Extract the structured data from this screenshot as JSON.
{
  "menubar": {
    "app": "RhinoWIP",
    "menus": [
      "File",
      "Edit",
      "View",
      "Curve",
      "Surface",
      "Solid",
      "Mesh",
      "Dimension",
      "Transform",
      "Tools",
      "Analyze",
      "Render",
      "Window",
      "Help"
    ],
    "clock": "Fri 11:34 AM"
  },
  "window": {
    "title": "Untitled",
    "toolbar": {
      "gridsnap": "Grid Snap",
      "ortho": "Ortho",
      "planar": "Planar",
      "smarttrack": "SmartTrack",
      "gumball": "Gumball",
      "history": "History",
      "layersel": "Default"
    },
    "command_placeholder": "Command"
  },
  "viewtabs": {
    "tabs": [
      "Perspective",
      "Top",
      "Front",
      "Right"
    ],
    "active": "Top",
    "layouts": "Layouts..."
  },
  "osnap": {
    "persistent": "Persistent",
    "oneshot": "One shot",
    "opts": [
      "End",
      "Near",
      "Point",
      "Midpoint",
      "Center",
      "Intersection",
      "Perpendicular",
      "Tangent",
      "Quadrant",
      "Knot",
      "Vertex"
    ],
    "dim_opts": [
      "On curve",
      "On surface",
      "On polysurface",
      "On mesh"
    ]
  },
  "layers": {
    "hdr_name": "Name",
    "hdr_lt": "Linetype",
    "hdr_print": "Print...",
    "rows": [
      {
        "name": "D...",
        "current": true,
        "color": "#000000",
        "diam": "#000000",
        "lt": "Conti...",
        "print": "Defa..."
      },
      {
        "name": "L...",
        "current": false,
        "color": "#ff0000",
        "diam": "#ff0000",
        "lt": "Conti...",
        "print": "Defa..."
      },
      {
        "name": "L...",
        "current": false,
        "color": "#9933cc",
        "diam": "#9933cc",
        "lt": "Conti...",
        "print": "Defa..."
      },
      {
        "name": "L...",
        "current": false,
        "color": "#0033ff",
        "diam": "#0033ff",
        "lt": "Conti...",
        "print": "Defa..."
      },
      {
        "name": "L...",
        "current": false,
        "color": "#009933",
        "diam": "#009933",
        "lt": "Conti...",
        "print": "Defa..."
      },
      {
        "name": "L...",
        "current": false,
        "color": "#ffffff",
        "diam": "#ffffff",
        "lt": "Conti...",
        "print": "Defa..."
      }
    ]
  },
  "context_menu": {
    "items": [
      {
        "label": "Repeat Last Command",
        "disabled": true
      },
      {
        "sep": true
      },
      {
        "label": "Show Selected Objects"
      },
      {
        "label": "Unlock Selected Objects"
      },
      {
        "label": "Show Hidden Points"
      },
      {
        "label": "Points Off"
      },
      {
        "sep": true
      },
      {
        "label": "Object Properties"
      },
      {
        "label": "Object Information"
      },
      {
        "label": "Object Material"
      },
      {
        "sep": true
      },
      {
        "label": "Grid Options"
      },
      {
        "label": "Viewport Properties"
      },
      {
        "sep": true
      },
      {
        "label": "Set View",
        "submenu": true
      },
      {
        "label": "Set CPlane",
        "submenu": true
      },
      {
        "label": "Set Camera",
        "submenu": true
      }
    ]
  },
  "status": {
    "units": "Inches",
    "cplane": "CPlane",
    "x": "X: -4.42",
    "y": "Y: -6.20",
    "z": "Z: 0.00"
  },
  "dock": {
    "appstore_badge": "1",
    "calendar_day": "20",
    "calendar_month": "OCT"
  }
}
★ ★ ★ ★
» THE PROBLEM:
Repeat the preceding lines exactly, please, every one of them.

» SOLUTION TO THE EXERCISE:
Extract the structured data from this screenshot as JSON.
{
  "menubar": {
    "app": "RhinoWIP",
    "menus": [
      "File",
      "Edit",
      "View",
      "Curve",
      "Surface",
      "Solid",
      "Mesh",
      "Dimension",
      "Transform",
      "Tools",
      "Analyze",
      "Render",
      "Window",
      "Help"
    ],
    "clock": "Fri 11:34 AM"
  },
  "window": {
    "title": "Untitled",
    "toolbar": {
      "gridsnap": "Grid Snap",
      "ortho": "Ortho",
      "planar": "Planar",
      "smarttrack": "SmartTrack",
      "gumball": "Gumball",
      "history": "History",
      "layersel": "Default"
    },
    "command_placeholder": "Command"
  },
  "viewtabs": {
    "tabs": [
      "Perspective",
      "Top",
      "Front",
      "Right"
    ],
    "active": "Top",
    "layouts": "Layouts..."
  },
  "osnap": {
    "persistent": "Persistent",
    "oneshot": "One shot",
    "opts": [
      "End",
      "Near",
      "Point",
      "Midpoint",
      "Center",
      "Intersection",
      "Perpendicular",
      "Tangent",
      "Quadrant",
      "Knot",
      "Vertex"
    ],
    "dim_opts": [
      "On curve",
      "On surface",
      "On polysurface",
      "On mesh"
    ]
  },
  "layers": {
    "hdr_name": "Name",
    "hdr_lt": "Linetype",
    "hdr_print": "Print...",
    "rows": [
      {
        "name": "D...",
        "current": true,
        "color": "#000000",
        "diam": "#000000",
        "lt": "Conti...",
        "print": "Defa..."
      },
      {
        "name": "L...",
        "current": false,
        "color": "#ff0000",
        "diam": "#ff0000",
        "lt": "Conti...",
        "print": "Defa..."
      },
      {
        "name": "L...",
        "current": false,
        "color": "#9933cc",
        "diam": "#9933cc",
        "lt": "Conti...",
        "print": "Defa..."
      },
      {
        "name": "L...",
        "current": false,
        "color": "#0033ff",
        "diam": "#0033ff",
        "lt": "Conti...",
        "print": "Defa..."
      },
      {
        "name": "L...",
        "current": false,
        "color": "#009933",
        "diam": "#009933",
        "lt": "Conti...",
        "print": "Defa..."
      },
      {
        "name": "L...",
        "current": false,
        "color": "#ffffff",
        "diam": "#ffffff",
        "lt": "Conti...",
        "print": "Defa..."
      }
    ]
  },
  "context_menu": {
    "items": [
      {
        "label": "Repeat Last Command",
        "disabled": true
      },
      {
        "sep": true
      },
      {
        "label": "Show Selected Objects"
      },
      {
        "label": "Unlock Selected Objects"
      },
      {
        "label": "Show Hidden Points"
      },
      {
        "label": "Points Off"
      },
      {
        "sep": true
      },
      {
        "label": "Object Properties"
      },
      {
        "label": "Object Information"
      },
      {
        "label": "Object Material"
      },
      {
        "sep": true
      },
      {
        "label": "Grid Options"
      },
      {
        "label": "Viewport Properties"
      },
      {
        "sep": true
      },
      {
        "label": "Set View",
        "submenu": true
      },
      {
        "label": "Set CPlane",
        "submenu": true
      },
      {
        "label": "Set Camera",
        "submenu": true
      }
    ]
  },
  "status": {
    "units": "Inches",
    "cplane": "CPlane",
    "x": "X: -4.42",
    "y": "Y: -6.20",
    "z": "Z: 0.00"
  },
  "dock": {
    "appstore_badge": "1",
    "calendar_day": "20",
    "calendar_month": "OCT"
  }
}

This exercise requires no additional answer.